[Begin THE INPUT]

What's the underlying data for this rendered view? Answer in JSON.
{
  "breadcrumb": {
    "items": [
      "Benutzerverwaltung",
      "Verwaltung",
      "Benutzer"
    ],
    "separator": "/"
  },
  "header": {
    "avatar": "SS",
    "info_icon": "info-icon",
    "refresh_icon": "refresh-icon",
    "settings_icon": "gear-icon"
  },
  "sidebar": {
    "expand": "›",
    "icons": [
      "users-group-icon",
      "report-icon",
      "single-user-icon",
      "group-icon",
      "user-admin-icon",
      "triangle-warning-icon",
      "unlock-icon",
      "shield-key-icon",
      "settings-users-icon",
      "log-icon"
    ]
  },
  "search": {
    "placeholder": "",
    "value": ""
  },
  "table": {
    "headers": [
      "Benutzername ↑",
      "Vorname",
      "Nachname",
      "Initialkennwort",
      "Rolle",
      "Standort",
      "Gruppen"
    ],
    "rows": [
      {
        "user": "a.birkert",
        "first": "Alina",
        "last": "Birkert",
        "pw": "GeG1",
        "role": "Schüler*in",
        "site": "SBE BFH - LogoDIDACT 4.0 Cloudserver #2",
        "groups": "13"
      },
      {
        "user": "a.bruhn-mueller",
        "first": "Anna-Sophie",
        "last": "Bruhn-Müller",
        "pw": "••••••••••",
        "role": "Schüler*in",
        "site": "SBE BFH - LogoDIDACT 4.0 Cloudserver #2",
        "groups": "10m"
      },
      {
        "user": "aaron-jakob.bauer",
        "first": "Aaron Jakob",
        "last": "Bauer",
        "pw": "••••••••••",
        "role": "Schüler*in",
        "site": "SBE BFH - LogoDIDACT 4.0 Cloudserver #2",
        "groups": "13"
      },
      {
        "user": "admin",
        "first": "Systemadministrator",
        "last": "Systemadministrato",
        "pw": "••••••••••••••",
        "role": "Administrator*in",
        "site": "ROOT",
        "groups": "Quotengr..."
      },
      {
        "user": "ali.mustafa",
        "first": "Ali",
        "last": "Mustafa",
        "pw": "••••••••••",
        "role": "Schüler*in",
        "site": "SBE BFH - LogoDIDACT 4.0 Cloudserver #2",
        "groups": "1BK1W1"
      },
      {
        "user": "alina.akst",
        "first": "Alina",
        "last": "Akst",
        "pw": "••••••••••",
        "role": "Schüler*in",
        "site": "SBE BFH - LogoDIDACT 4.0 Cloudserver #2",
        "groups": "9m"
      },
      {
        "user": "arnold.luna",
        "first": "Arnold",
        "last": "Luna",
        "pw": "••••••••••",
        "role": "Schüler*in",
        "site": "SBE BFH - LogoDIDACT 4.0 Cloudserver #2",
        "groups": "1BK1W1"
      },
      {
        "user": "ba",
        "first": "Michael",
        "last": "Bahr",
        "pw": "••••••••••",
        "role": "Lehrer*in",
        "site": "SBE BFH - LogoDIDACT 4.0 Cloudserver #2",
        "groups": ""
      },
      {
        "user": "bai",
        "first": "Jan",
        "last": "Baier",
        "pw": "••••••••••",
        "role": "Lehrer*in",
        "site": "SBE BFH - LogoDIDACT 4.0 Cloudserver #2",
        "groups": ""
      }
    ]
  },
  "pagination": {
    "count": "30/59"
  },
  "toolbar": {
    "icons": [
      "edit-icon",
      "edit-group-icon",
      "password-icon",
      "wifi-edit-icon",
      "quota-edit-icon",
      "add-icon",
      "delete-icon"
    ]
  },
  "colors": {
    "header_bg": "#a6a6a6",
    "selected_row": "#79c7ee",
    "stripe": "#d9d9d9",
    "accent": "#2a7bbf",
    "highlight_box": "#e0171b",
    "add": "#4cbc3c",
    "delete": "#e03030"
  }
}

[End THE INPUT]

REQUIREMENTS: Copy out each line above, character for character.

ANSWER TO THIS TASK:
What's the underlying data for this rendered view? Answer in JSON.
{
  "breadcrumb": {
    "items": [
      "Benutzerverwaltung",
      "Verwaltung",
      "Benutzer"
    ],
    "separator": "/"
  },
  "header": {
    "avatar": "SS",
    "info_icon": "info-icon",
    "refresh_icon": "refresh-icon",
    "settings_icon": "gear-icon"
  },
  "sidebar": {
    "expand": "›",
    "icons": [
      "users-group-icon",
      "report-icon",
      "single-user-icon",
      "group-icon",
      "user-admin-icon",
      "triangle-warning-icon",
      "unlock-icon",
      "shield-key-icon",
      "settings-users-icon",
      "log-icon"
    ]
  },
  "search": {
    "placeholder": "",
    "value": ""
  },
  "table": {
    "headers": [
      "Benutzername ↑",
      "Vorname",
      "Nachname",
      "Initialkennwort",
      "Rolle",
      "Standort",
      "Gruppen"
    ],
    "rows": [
      {
        "user": "a.birkert",
        "first": "Alina",
        "last": "Birkert",
        "pw": "GeG1",
        "role": "Schüler*in",
        "site": "SBE BFH - LogoDIDACT 4.0 Cloudserver #2",
        "groups": "13"
      },
      {
        "user": "a.bruhn-mueller",
        "first": "Anna-Sophie",
        "last": "Bruhn-Müller",
        "pw": "••••••••••",
        "role": "Schüler*in",
        "site": "SBE BFH - LogoDIDACT 4.0 Cloudserver #2",
        "groups": "10m"
      },
      {
        "user": "aaron-jakob.bauer",
        "first": "Aaron Jakob",
        "last": "Bauer",
        "pw": "••••••••••",
        "role": "Schüler*in",
        "site": "SBE BFH - LogoDIDACT 4.0 Cloudserver #2",
        "groups": "13"
      },
      {
        "user": "admin",
        "first": "Systemadministrator",
        "last": "Systemadministrato",
        "pw": "••••••••••••••",
        "role": "Administrator*in",
        "site": "ROOT",
        "groups": "Quotengr..."
      },
      {
        "user": "ali.mustafa",
        "first": "Ali",
        "last": "Mustafa",
        "pw": "••••••••••",
        "role": "Schüler*in",
        "site": "SBE BFH - LogoDIDACT 4.0 Cloudserver #2",
        "groups": "1BK1W1"
      },
      {
        "user": "alina.akst",
        "first": "Alina",
        "last": "Akst",
        "pw": "••••••••••",
        "role": "Schüler*in",
        "site": "SBE BFH - LogoDIDACT 4.0 Cloudserver #2",
        "groups": "9m"
      },
      {
        "user": "arnold.luna",
        "first": "Arnold",
        "last": "Luna",
        "pw": "••••••••••",
        "role": "Schüler*in",
        "site": "SBE BFH - LogoDIDACT 4.0 Cloudserver #2",
        "groups": "1BK1W1"
      },
      {
        "user": "ba",
        "first": "Michael",
        "last": "Bahr",
        "pw": "••••••••••",
        "role": "Lehrer*in",
        "site": "SBE BFH - LogoDIDACT 4.0 Cloudserver #2",
        "groups": ""
      },
      {
        "user": "bai",
        "first": "Jan",
        "last": "Baier",
        "pw": "••••••••••",
        "role": "Lehrer*in",
        "site": "SBE BFH - LogoDIDACT 4.0 Cloudserver #2",
        "groups": ""
      }
    ]
  },
  "pagination": {
    "count": "30/59"
  },
  "toolbar": {
    "icons": [
      "edit-icon",
      "edit-group-icon",
      "password-icon",
      "wifi-edit-icon",
      "quota-edit-icon",
      "add-icon",
      "delete-icon"
    ]
  },
  "colors": {
    "header_bg": "#a6a6a6",
    "selected_row": "#79c7ee",
    "stripe": "#d9d9d9",
    "accent": "#2a7bbf",
    "highlight_box": "#e0171b",
    "add": "#4cbc3c",
    "delete": "#e03030"
  }
}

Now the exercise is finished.